WHAT THE TASK REQUIRES >> Copy out the data word for word, starting with the line that contains "515, 634, 532]" and going on through the line that contains "chart-title: Swift/XRT data", both included.

RECORDS SUPPLIED >>
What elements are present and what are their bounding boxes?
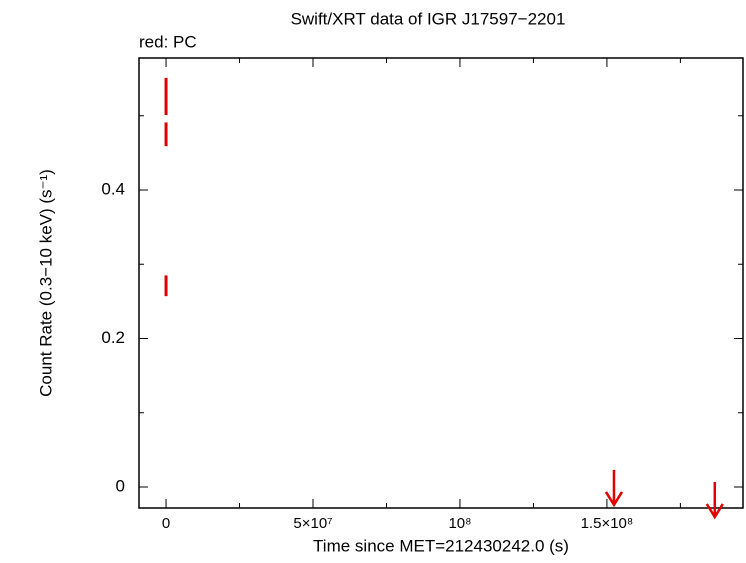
x-tick-label: 1.5×10⁸	[581, 515, 634, 532]
y-tick-label: 0.2	[101, 328, 125, 347]
x-tick-label: 5×10⁷	[293, 515, 332, 532]
plot-frame	[138, 57, 744, 509]
legend-text: red: PC	[139, 32, 197, 51]
upper-limit	[705, 482, 724, 520]
x-tick-label: 0	[162, 515, 170, 532]
upper-limit	[604, 469, 624, 508]
x-axis-label: Time since MET=212430242.0 (s)	[313, 536, 569, 555]
y-tick-label: 0.4	[101, 179, 125, 198]
chart-title: Swift/XRT data of IGR J17597−2201	[291, 9, 566, 28]
y-axis-label: Count Rate (0.3−10 keV) (s⁻¹)	[36, 169, 55, 397]
x-tick-label: 10⁸	[448, 515, 471, 532]
y-tick-label: 0	[116, 476, 125, 495]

FULL ANSWER >>
x-tick-label: 1.5×10⁸	[581, 515, 634, 532]
y-tick-label: 0.2	[101, 328, 125, 347]
x-tick-label: 5×10⁷	[293, 515, 332, 532]
plot-frame	[138, 57, 744, 509]
legend-text: red: PC	[139, 32, 197, 51]
upper-limit	[705, 482, 724, 520]
x-tick-label: 0	[162, 515, 170, 532]
upper-limit	[604, 469, 624, 508]
x-axis-label: Time since MET=212430242.0 (s)	[313, 536, 569, 555]
y-tick-label: 0.4	[101, 179, 125, 198]
chart-title: Swift/XRT data of IGR J17597−2201	[291, 9, 566, 28]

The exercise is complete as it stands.